§ EXTRACTED ENTRIES:
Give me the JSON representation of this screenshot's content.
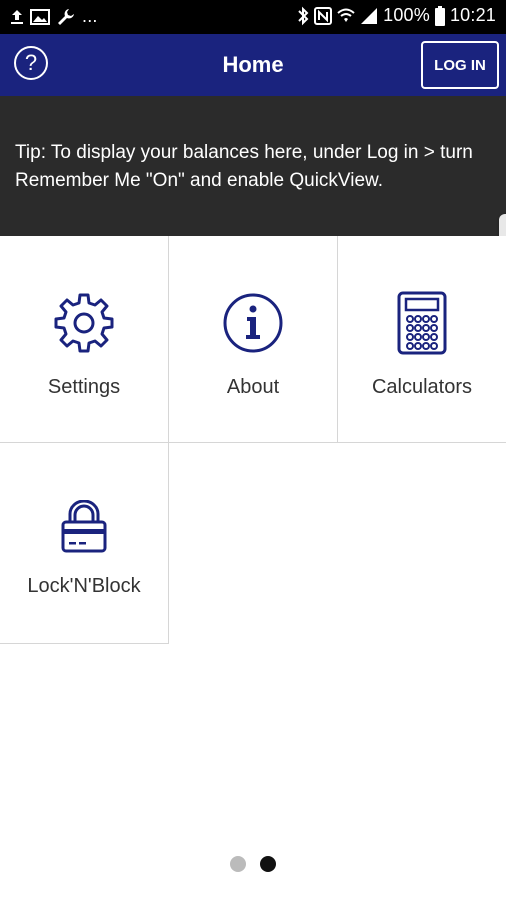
{
  "status_bar": {
    "overflow": "...",
    "battery": "100%",
    "time": "10:21"
  },
  "header": {
    "title": "Home",
    "help_icon": "?",
    "login_label": "LOG IN"
  },
  "tip": {
    "text": "Tip: To display your balances here, under Log in > turn Remember Me \"On\" and enable QuickView."
  },
  "tiles": [
    {
      "label": "Settings",
      "icon": "gear-icon"
    },
    {
      "label": "About",
      "icon": "info-icon"
    },
    {
      "label": "Calculators",
      "icon": "calculator-icon"
    },
    {
      "label": "Lock'N'Block",
      "icon": "lock-card-icon"
    }
  ],
  "pager": {
    "page_count": 2,
    "active_page": 2
  },
  "colors": {
    "header_bg": "#1a237e",
    "banner_bg": "#2b2b2b",
    "icon_navy": "#1a237e",
    "dot_active": "#111111",
    "dot_inactive": "#bbbbbb"
  }
}
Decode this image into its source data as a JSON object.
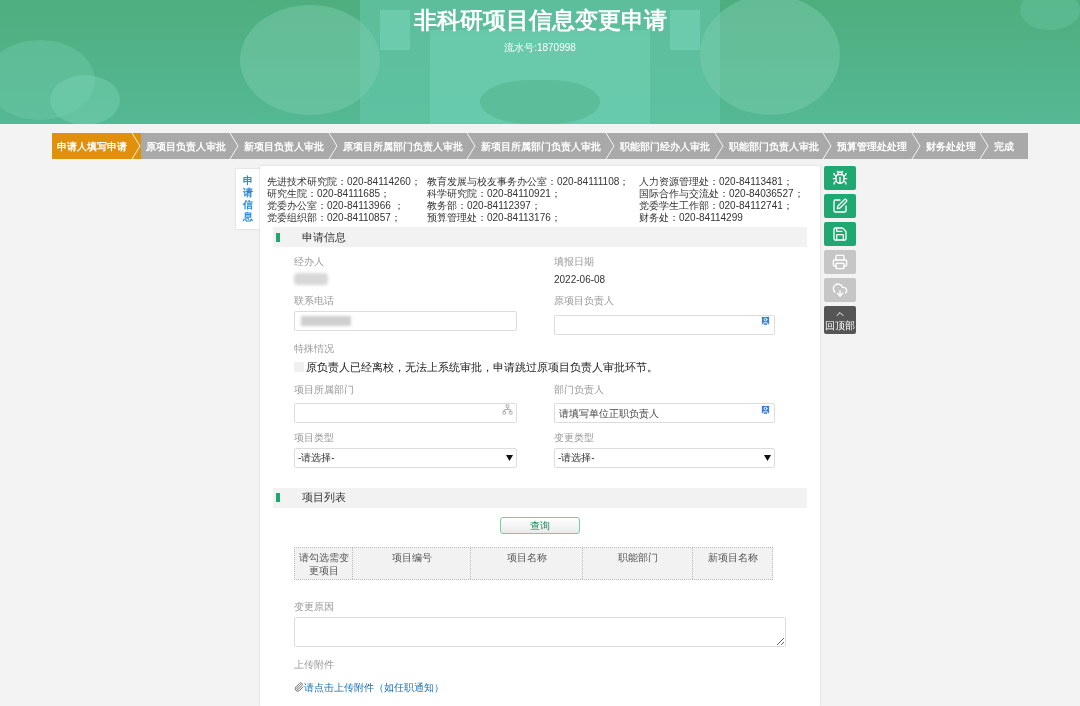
{
  "header": {
    "title": "非科研项目信息变更申请",
    "serial": "流水号:1870998"
  },
  "steps": [
    {
      "label": "申请人填写申请",
      "selected": true
    },
    {
      "label": "原项目负责人审批",
      "selected": false
    },
    {
      "label": "新项目负责人审批",
      "selected": false
    },
    {
      "label": "原项目所属部门负责人审批",
      "selected": false
    },
    {
      "label": "新项目所属部门负责人审批",
      "selected": false
    },
    {
      "label": "职能部门经办人审批",
      "selected": false
    },
    {
      "label": "职能部门负责人审批",
      "selected": false
    },
    {
      "label": "预算管理处处理",
      "selected": false
    },
    {
      "label": "财务处处理",
      "selected": false
    },
    {
      "label": "完成",
      "selected": false
    }
  ],
  "side_tab": "申请信息",
  "contacts": [
    "先进技术研究院：020-84114260；",
    "教育发展与校友事务办公室：020-84111108；",
    "人力资源管理处：020-84113481；",
    "研究生院：020-84111685；",
    "科学研究院：020-84110921；",
    "国际合作与交流处：020-84036527；",
    "党委办公室：020-84113966 ；",
    "教务部：020-84112397；",
    "党委学生工作部：020-84112741；",
    "党委组织部：020-84110857；",
    "预算管理处：020-84113176；",
    "财务处：020-84114299"
  ],
  "application": {
    "title": "申请信息",
    "fields": [
      {
        "kind": "static",
        "label": "经办人",
        "redacted": true
      },
      {
        "kind": "static",
        "label": "填报日期",
        "value": "2022-06-08",
        "redacted": false
      },
      {
        "kind": "input",
        "label": "联系电话",
        "redacted": true
      },
      {
        "kind": "person_picker",
        "label": "原项目负责人"
      },
      {
        "kind": "checkbox",
        "label": "特殊情况",
        "text": "原负责人已经离校，无法上系统审批，申请跳过原项目负责人审批环节。",
        "checked": false
      },
      {
        "kind": "org_picker",
        "label": "项目所属部门"
      },
      {
        "kind": "person_picker",
        "label": "部门负责人",
        "placeholder": "请填写单位正职负责人"
      },
      {
        "kind": "select",
        "label": "项目类型",
        "value": "-请选择-"
      },
      {
        "kind": "select",
        "label": "变更类型",
        "value": "-请选择-"
      }
    ]
  },
  "projects": {
    "title": "项目列表",
    "query_button": "查询",
    "columns": [
      "请勾选需变更项目",
      "项目编号",
      "项目名称",
      "职能部门",
      "新项目名称"
    ],
    "reason_label": "变更原因",
    "upload_label": "上传附件",
    "upload_link": "请点击上传附件（如任职通知）"
  },
  "toolbar": [
    {
      "kind": "bug",
      "disabled": false
    },
    {
      "kind": "edit",
      "disabled": false
    },
    {
      "kind": "save",
      "disabled": false
    },
    {
      "kind": "print",
      "disabled": true
    },
    {
      "kind": "cloud",
      "disabled": true
    },
    {
      "kind": "top",
      "label": "回顶部",
      "disabled": false
    }
  ]
}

§ DIRECTION:
Copy all lines from the material that include "JSON".

§ SOLUTION:
Give me the JSON representation of this screenshot's content.
Decode this image into its source data as a JSON object.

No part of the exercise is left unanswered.